* _Problem to work on_:
Write out each record below exactly as it appears, with no pictures.

* _Stored data_:
--------------------------------------------------

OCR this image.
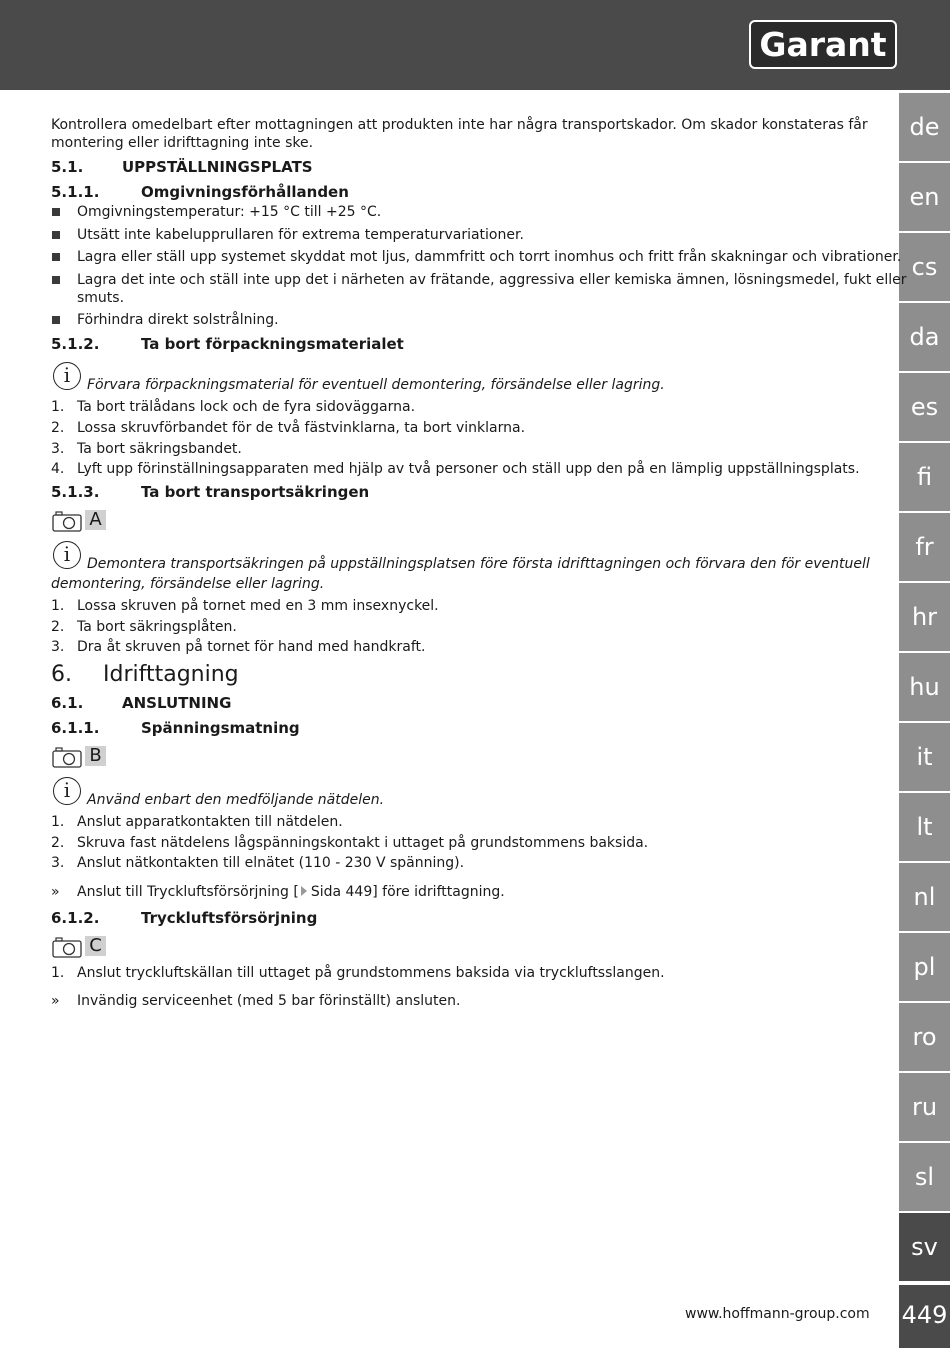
Garant
de
en
cs
da
es
fi
fr
hr
hu
it
lt
nl
pl
ro
ru
sl
sv
449
Kontrollera omedelbart efter mottagningen att produkten inte har några transportskador. Om skador konstateras får
montering eller idrifttagning inte ske.
5.1.	UPPSTÄLLNINGSPLATS
5.1.1.	Omgivningsförhållanden
Omgivningstemperatur: +15 °C till +25 °C.
Utsätt inte kabelupprullaren för extrema temperaturvariationer.
Lagra eller ställ upp systemet skyddat mot ljus, dammfritt och torrt inomhus och fritt från skakningar och vibrationer.
Lagra det inte och ställ inte upp det i närheten av frätande, aggressiva eller kemiska ämnen, lösningsmedel, fukt eller
smuts.
Förhindra direkt solstrålning.
5.1.2.	Ta bort förpackningsmaterialet
i	Förvara förpackningsmaterial för eventuell demontering, försändelse eller lagring.
1. Ta bort trälådans lock och de fyra sidoväggarna.
2. Lossa skruvförbandet för de två fästvinklarna, ta bort vinklarna.
3. Ta bort säkringsbandet.
4. Lyft upp förinställningsapparaten med hjälp av två personer och ställ upp den på en lämplig uppställningsplats.
5.1.3.	Ta bort transportsäkringen
A
i	Demontera transportsäkringen på uppställningsplatsen före första idrifttagningen och förvara den för eventuell
demontering, försändelse eller lagring.
1. Lossa skruven på tornet med en 3 mm insexnyckel.
2. Ta bort säkringsplåten.
3. Dra åt skruven på tornet för hand med handkraft.
6. Idrifttagning
6.1.	ANSLUTNING
6.1.1.	Spänningsmatning
B
i	Använd enbart den medföljande nätdelen.
1. Anslut apparatkontakten till nätdelen.
2. Skruva fast nätdelens lågspänningskontakt i uttaget på grundstommens baksida.
3. Anslut nätkontakten till elnätet (110 - 230 V spänning).
»	Anslut till Tryckluftsförsörjning [ Sida 449] före idrifttagning.
6.1.2.	Tryckluftsförsörjning
C
1. Anslut tryckluftskällan till uttaget på grundstommens baksida via tryckluftsslangen.
»	Invändig serviceenhet (med 5 bar förinställt) ansluten.
www.hoffmann-group.com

--------------------------------------------------

* _Full response_:
OCR this image.
Garant
de
en
cs
da
es
fi
fr
hr
hu
it
lt
nl
pl
ro
ru
sl
sv
449
Kontrollera omedelbart efter mottagningen att produkten inte har några transportskador. Om skador konstateras får
montering eller idrifttagning inte ske.
5.1.	UPPSTÄLLNINGSPLATS
5.1.1.	Omgivningsförhållanden
Omgivningstemperatur: +15 °C till +25 °C.
Utsätt inte kabelupprullaren för extrema temperaturvariationer.
Lagra eller ställ upp systemet skyddat mot ljus, dammfritt och torrt inomhus och fritt från skakningar och vibrationer.
Lagra det inte och ställ inte upp det i närheten av frätande, aggressiva eller kemiska ämnen, lösningsmedel, fukt eller
smuts.
Förhindra direkt solstrålning.
5.1.2.	Ta bort förpackningsmaterialet
i	Förvara förpackningsmaterial för eventuell demontering, försändelse eller lagring.
1. Ta bort trälådans lock och de fyra sidoväggarna.
2. Lossa skruvförbandet för de två fästvinklarna, ta bort vinklarna.
3. Ta bort säkringsbandet.
4. Lyft upp förinställningsapparaten med hjälp av två personer och ställ upp den på en lämplig uppställningsplats.
5.1.3.	Ta bort transportsäkringen
A
i	Demontera transportsäkringen på uppställningsplatsen före första idrifttagningen och förvara den för eventuell
demontering, försändelse eller lagring.
1. Lossa skruven på tornet med en 3 mm insexnyckel.
2. Ta bort säkringsplåten.
3. Dra åt skruven på tornet för hand med handkraft.
6. Idrifttagning
6.1.	ANSLUTNING
6.1.1.	Spänningsmatning
B
i	Använd enbart den medföljande nätdelen.
1. Anslut apparatkontakten till nätdelen.
2. Skruva fast nätdelens lågspänningskontakt i uttaget på grundstommens baksida.
3. Anslut nätkontakten till elnätet (110 - 230 V spänning).
»	Anslut till Tryckluftsförsörjning [ Sida 449] före idrifttagning.
6.1.2.	Tryckluftsförsörjning
C
1. Anslut tryckluftskällan till uttaget på grundstommens baksida via tryckluftsslangen.
»	Invändig serviceenhet (med 5 bar förinställt) ansluten.
www.hoffmann-group.com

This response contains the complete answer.